Generator or inverter?

I posted a week ago to inquire what capacity generator I might need to
power things like central heating, freezer, large american fridge
freezer. The consensus seems to be, go for a 2 kw one, Honda if
possible.
I also note that things like inverters can do some of the jobs that a
generator can. Would one be relevant in my case?
Thanks for your help in advance.
Mike
Reply to
Mikeyboy
I'm not sure why people recommended Honda, they are hideously expensive for the specification. I'd recommend that you have a look at Kipor generators which are well built, electronically stabilised and very quiet for the capacity. Given the price differential you coudl probably run to a 4 or 6KVA Kipor for the price of a 2KVA Honda.
In brief, no. I use an 800W inverter in a remote barn to provide lighting only. I've tried to use it for some other applications and it has burned out a Switched Mode PSU and has difficulty driving difficult loads. This is because the AC output is modified square wave. Good enough for lighting and not for much else. A proper sine wave inverter will cost as much as a generator and you still have to buy sufficient batteries to supply current and to maintain them between blackouts. I you really want to have a 2KVA standby from an inverter I suspect you will be looking at 10x110AH batteries, a 250W solar panel to charge them with appropriate charging circuit and a 2KVA inverter or a 2VA inverter/charger. Personally I wouldn't expect to see much change from £3000.

◆ WHAT YOU NEED TO DO:
(a) In the forum thread, what type of AC output does the 800W inverter used in the remote barn produce?
(b) Echo the forum thread's wording exactly, starting at "Generator or inverter?" and ending at "a 2KVA Honda.".

◆ AVAILABLE DATA:
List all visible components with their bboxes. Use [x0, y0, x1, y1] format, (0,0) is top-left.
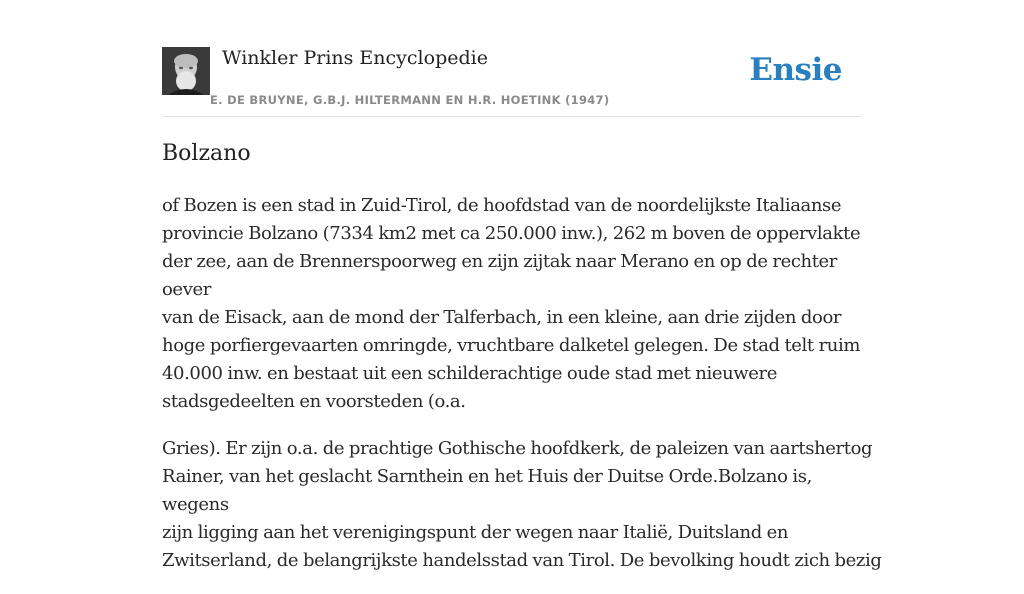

◆ EXERCISE RESPONSES:
(a) Modified square wave.

(b)
Generator or inverter?

I posted a week ago to inquire what capacity generator I might need to
power things like central heating, freezer, large american fridge
freezer. The consensus seems to be, go for a 2 kw one, Honda if
possible.
I also note that things like inverters can do some of the jobs that a
generator can. Would one be relevant in my case?
Thanks for your help in advance.
Mike
Reply to
Mikeyboy
I'm not sure why people recommended Honda, they are hideously expensive for the specification. I'd recommend that you have a look at Kipor generators which are well built, electronically stabilised and very quiet for the capacity. Given the price differential you coudl probably run to a 4 or 6KVA Kipor for the price of a 2KVA Honda.